■ **READING PASSAGE**:

►

However, the slower absorption of the subcutaneous route is a major disadvantage when facing a cytokine storm in patients with critical illness. This issue was addressed in a study with 46 patients with MAS, where 18 of them were treated with intravenous anakinra. Its pharmacokinetic and safety profile looks promising, yet the dosing scheme remains unclear. The authors concluded that intravenous anakinra could be used as a first-line treatment in MAS [69].
The other strategy for inhibiting IL-1 that has been intensively studied to date consists of a fully human antibody against IL-1β, canakinumab [93,94,95]. Canakinumab is currently licensed for AoSD, SoJIA, periodic fever syndromes and gout [96]. The CONSIDER study (Canakinumab for Treatment of Adult-Onset Still’s Disease to Achieve Reduction of Arthritic Manifestation), a phase II, randomized, double-blind, placebo-controlled, multicentre, investigator-initiated trial was terminated prematurely and did not reach the primary outcome (ΔDAS28 > 1.2). However, this trial demonstrated that in AoSD, treatment with canakinumab yielded improvement in several clinical aspects of the disease, while showing a favourable safety profile [97,98,99].
The efficacy and safety of another IL-inhibitor, rilonacept, was analyzed in a randomized, double-blind, placebo-controlled trial with seventy-one children with SoJIA. Rilonacept showed some benefit with an acceptable safety profile, although the primary end point was not met [100].

◄

■ **DATA**:
►

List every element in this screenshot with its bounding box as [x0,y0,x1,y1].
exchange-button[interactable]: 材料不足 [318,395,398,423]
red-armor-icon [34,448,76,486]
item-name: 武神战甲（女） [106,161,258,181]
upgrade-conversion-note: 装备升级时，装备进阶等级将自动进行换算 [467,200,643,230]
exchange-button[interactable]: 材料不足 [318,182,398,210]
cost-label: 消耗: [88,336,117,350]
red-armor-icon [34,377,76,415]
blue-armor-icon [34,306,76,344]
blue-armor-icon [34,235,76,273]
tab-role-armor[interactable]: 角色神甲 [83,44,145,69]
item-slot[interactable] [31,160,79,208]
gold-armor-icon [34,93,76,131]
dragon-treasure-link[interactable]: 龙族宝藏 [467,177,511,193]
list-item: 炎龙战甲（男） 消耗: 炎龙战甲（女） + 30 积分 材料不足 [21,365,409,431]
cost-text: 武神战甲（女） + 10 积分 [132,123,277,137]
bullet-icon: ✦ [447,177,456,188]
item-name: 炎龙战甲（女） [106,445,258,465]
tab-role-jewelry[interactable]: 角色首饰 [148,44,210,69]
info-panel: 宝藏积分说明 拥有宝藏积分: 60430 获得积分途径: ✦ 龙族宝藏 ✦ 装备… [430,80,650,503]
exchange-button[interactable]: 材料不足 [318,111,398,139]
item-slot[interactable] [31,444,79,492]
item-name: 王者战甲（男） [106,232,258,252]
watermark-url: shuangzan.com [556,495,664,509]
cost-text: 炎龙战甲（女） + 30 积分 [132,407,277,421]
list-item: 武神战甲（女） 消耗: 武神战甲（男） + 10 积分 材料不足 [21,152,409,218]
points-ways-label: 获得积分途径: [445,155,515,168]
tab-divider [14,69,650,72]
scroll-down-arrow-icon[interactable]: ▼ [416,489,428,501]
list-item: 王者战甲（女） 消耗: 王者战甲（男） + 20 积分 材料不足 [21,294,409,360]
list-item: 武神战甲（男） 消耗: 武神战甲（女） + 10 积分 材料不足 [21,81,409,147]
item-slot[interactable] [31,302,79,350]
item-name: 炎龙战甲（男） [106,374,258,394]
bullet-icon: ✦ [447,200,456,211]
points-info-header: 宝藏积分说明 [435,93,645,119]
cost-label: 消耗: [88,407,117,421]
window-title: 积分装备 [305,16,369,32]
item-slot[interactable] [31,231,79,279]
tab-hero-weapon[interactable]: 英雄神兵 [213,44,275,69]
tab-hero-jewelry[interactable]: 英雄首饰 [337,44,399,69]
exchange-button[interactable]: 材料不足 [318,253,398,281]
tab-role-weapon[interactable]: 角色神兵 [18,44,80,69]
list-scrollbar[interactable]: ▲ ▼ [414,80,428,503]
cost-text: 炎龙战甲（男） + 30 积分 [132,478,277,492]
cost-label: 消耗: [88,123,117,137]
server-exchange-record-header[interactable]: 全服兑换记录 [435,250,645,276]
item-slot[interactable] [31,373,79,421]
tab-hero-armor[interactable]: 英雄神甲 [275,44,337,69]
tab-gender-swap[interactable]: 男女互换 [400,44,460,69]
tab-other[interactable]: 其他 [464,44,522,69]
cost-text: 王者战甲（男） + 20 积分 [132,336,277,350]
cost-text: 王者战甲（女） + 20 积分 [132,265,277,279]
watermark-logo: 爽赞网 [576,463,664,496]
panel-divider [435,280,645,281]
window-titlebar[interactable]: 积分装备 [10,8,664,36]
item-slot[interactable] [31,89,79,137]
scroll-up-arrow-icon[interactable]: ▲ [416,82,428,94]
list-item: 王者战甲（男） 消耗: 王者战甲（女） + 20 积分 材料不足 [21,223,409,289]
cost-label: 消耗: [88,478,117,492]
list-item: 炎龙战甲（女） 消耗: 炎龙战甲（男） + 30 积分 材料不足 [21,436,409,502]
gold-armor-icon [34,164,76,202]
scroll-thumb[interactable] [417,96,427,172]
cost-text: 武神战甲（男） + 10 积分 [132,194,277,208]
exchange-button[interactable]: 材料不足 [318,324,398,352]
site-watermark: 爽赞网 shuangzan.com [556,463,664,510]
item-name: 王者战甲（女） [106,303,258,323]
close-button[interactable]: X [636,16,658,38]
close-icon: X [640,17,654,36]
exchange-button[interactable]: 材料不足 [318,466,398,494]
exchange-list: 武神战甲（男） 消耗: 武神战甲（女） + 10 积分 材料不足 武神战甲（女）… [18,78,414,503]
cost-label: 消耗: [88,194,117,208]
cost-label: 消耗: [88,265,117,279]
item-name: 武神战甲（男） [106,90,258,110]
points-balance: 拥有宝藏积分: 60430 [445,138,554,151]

◄

■ **TASKS FOR THIS EXERCISE**:
- 1) In the passage on IL-1 inhibitors, shorten the paragraph beginning "The other strategy for inhibiting IL-1" into a brief bulleted list that keeps its main facts.
- 2) Reproduce the text of the passage on IL-1 inhibitors between "The other strategy" and "safety profile [97,98,99].", inclusive.

■ **ANSWERS FOR EACH ITEM**:
- 1)
- Canakinumab, a fully human antibody against IL-1β, is another intensively studied way to inhibit IL-1.
- It is licensed for AoSD, SoJIA, periodic fever syndromes and gout.
- The CONSIDER study was a phase II, randomized, double-blind, placebo-controlled, multicenter, investigator-initiated trial in AoSD. It ended early and did not reach its primary outcome (ΔDAS28 > 1.2).
- The study still showed improvement in several clinical aspects of AoSD with canakinumab, along with a favorable safety profile.

- 2)
The other strategy for inhibiting IL-1 that has been intensively studied to date consists of a fully human antibody against IL-1β, canakinumab [93,94,95]. Canakinumab is currently licensed for AoSD, SoJIA, periodic fever syndromes and gout [96]. The CONSIDER study (Canakinumab for Treatment of Adult-Onset Still’s Disease to Achieve Reduction of Arthritic Manifestation), a phase II, randomized, double-blind, placebo-controlled, multicentre, investigator-initiated trial was terminated prematurely and did not reach the primary outcome (ΔDAS28 > 1.2). However, this trial demonstrated that in AoSD, treatment with canakinumab yielded improvement in several clinical aspects of the disease, while showing a favourable safety profile [97,98,99].